Directive ▸ Every line below that contains "médico" is to be copied.
..............................
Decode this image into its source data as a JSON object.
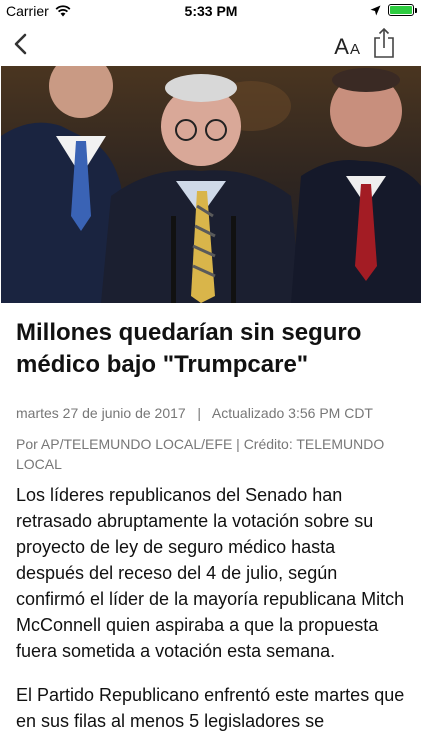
{
  "status_bar": {
    "carrier": "Carrier",
    "time": "5:33 PM"
  },
  "nav": {
    "text_size_big": "A",
    "text_size_small": "A"
  },
  "article": {
    "headline": "Millones quedarían sin seguro médico bajo \"Trumpcare\"",
    "date": "martes 27 de junio de 2017",
    "separator": "|",
    "updated": "Actualizado 3:56 PM CDT",
    "byline": "Por AP/TELEMUNDO LOCAL/EFE | Crédito: TELEMUNDO LOCAL",
    "paragraphs": [
      "Los líderes republicanos del Senado han retrasado abruptamente la votación sobre su proyecto de ley de seguro médico hasta después del receso del 4 de julio, según confirmó el líder de la mayoría republicana Mitch McConnell quien aspiraba a que la propuesta fuera sometida a votación esta semana.",
      "El Partido Republicano enfrentó este martes que en sus filas al menos 5 legisladores se"
    ]
  },
  "colors": {
    "accent": "#111111",
    "meta_text": "#777777",
    "battery": "#2ecc40"
  },
  "icons": [
    "wifi-icon",
    "location-arrow-icon",
    "battery-icon",
    "back-chevron-icon",
    "text-size-icon",
    "share-icon"
  ]
}
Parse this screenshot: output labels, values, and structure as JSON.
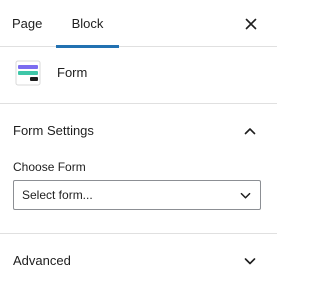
..............................
Expected answer ▸
    "headline": "Millones quedarían sin seguro médico bajo \"Trumpcare\"",
      "Los líderes republicanos del Senado han retrasado abruptamente la votación sobre su proyecto de ley de seguro médico hasta después del receso del 4 de julio, según confirmó el líder de la mayoría republicana Mitch McConnell quien aspiraba a que la propuesta fuera sometida a votación esta semana.",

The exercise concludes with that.